> **Challenge**
Extract all of the entries and give them again, word for word.

> **Information supplied**
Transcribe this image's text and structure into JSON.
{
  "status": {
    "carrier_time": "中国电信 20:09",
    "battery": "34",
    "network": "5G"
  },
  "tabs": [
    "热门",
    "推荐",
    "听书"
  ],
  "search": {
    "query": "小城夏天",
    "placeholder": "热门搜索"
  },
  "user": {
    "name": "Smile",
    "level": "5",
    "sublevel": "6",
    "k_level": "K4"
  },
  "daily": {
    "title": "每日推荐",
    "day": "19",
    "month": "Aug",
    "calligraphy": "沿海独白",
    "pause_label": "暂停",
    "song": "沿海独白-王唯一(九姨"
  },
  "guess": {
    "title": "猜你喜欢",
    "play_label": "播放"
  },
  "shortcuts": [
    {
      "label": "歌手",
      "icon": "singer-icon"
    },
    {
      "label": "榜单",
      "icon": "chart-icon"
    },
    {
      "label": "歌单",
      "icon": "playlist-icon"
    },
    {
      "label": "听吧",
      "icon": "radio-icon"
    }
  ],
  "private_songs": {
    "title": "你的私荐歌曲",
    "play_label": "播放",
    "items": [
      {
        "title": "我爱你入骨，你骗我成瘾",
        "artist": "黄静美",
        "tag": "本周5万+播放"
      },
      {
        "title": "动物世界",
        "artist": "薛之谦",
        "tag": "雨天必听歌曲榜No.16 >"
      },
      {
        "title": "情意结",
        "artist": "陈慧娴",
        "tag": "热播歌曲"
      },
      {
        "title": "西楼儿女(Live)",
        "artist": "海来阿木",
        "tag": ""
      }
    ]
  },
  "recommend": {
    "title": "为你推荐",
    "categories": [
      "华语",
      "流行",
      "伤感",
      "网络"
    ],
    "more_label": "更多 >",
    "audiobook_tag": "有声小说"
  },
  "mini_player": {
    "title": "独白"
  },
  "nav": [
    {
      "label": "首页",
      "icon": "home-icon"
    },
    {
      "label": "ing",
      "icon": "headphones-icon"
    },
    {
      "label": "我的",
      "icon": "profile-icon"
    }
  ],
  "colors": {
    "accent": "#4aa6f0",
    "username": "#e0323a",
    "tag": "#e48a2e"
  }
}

> **Solution for this problem**
Transcribe this image's text and structure into JSON.
{
  "status": {
    "carrier_time": "中国电信 20:09",
    "battery": "34",
    "network": "5G"
  },
  "tabs": [
    "热门",
    "推荐",
    "听书"
  ],
  "search": {
    "query": "小城夏天",
    "placeholder": "热门搜索"
  },
  "user": {
    "name": "Smile",
    "level": "5",
    "sublevel": "6",
    "k_level": "K4"
  },
  "daily": {
    "title": "每日推荐",
    "day": "19",
    "month": "Aug",
    "calligraphy": "沿海独白",
    "pause_label": "暂停",
    "song": "沿海独白-王唯一(九姨"
  },
  "guess": {
    "title": "猜你喜欢",
    "play_label": "播放"
  },
  "shortcuts": [
    {
      "label": "歌手",
      "icon": "singer-icon"
    },
    {
      "label": "榜单",
      "icon": "chart-icon"
    },
    {
      "label": "歌单",
      "icon": "playlist-icon"
    },
    {
      "label": "听吧",
      "icon": "radio-icon"
    }
  ],
  "private_songs": {
    "title": "你的私荐歌曲",
    "play_label": "播放",
    "items": [
      {
        "title": "我爱你入骨，你骗我成瘾",
        "artist": "黄静美",
        "tag": "本周5万+播放"
      },
      {
        "title": "动物世界",
        "artist": "薛之谦",
        "tag": "雨天必听歌曲榜No.16 >"
      },
      {
        "title": "情意结",
        "artist": "陈慧娴",
        "tag": "热播歌曲"
      },
      {
        "title": "西楼儿女(Live)",
        "artist": "海来阿木",
        "tag": ""
      }
    ]
  },
  "recommend": {
    "title": "为你推荐",
    "categories": [
      "华语",
      "流行",
      "伤感",
      "网络"
    ],
    "more_label": "更多 >",
    "audiobook_tag": "有声小说"
  },
  "mini_player": {
    "title": "独白"
  },
  "nav": [
    {
      "label": "首页",
      "icon": "home-icon"
    },
    {
      "label": "ing",
      "icon": "headphones-icon"
    },
    {
      "label": "我的",
      "icon": "profile-icon"
    }
  ],
  "colors": {
    "accent": "#4aa6f0",
    "username": "#e0323a",
    "tag": "#e48a2e"
  }
}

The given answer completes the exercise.